» Requirement:
Down to the last line, repeat the entries exactly.

» Given records:
+ + +

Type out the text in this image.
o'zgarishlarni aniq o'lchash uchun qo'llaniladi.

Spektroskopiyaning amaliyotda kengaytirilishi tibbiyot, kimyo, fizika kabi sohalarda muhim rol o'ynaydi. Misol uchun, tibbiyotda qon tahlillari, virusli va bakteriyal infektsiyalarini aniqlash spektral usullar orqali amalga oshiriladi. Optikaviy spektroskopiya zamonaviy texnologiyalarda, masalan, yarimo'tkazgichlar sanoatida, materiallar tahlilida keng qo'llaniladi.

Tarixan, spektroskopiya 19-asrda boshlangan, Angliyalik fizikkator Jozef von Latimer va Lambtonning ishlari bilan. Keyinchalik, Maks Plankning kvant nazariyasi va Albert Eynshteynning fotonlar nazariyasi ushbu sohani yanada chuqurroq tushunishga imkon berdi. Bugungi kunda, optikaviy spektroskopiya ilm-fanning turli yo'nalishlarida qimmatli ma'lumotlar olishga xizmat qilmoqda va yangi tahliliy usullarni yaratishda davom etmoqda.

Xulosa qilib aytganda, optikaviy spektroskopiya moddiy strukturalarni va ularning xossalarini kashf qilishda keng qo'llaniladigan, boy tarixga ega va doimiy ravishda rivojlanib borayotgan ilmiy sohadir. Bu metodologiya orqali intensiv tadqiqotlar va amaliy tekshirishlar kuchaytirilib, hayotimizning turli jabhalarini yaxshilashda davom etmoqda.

+ + +

» Solution to this exercise:
Type out the text in this image.
o'zgarishlarni aniq o'lchash uchun qo'llaniladi.

Spektroskopiyaning amaliyotda kengaytirilishi tibbiyot, kimyo, fizika kabi sohalarda muhim rol o'ynaydi. Misol uchun, tibbiyotda qon tahlillari, virusli va bakteriyal infektsiyalarini aniqlash spektral usullar orqali amalga oshiriladi. Optikaviy spektroskopiya zamonaviy texnologiyalarda, masalan, yarimo'tkazgichlar sanoatida, materiallar tahlilida keng qo'llaniladi.

Tarixan, spektroskopiya 19-asrda boshlangan, Angliyalik fizikkator Jozef von Latimer va Lambtonning ishlari bilan. Keyinchalik, Maks Plankning kvant nazariyasi va Albert Eynshteynning fotonlar nazariyasi ushbu sohani yanada chuqurroq tushunishga imkon berdi. Bugungi kunda, optikaviy spektroskopiya ilm-fanning turli yo'nalishlarida qimmatli ma'lumotlar olishga xizmat qilmoqda va yangi tahliliy usullarni yaratishda davom etmoqda.

Xulosa qilib aytganda, optikaviy spektroskopiya moddiy strukturalarni va ularning xossalarini kashf qilishda keng qo'llaniladigan, boy tarixga ega va doimiy ravishda rivojlanib borayotgan ilmiy sohadir. Bu metodologiya orqali intensiv tadqiqotlar va amaliy tekshirishlar kuchaytirilib, hayotimizning turli jabhalarini yaxshilashda davom etmoqda.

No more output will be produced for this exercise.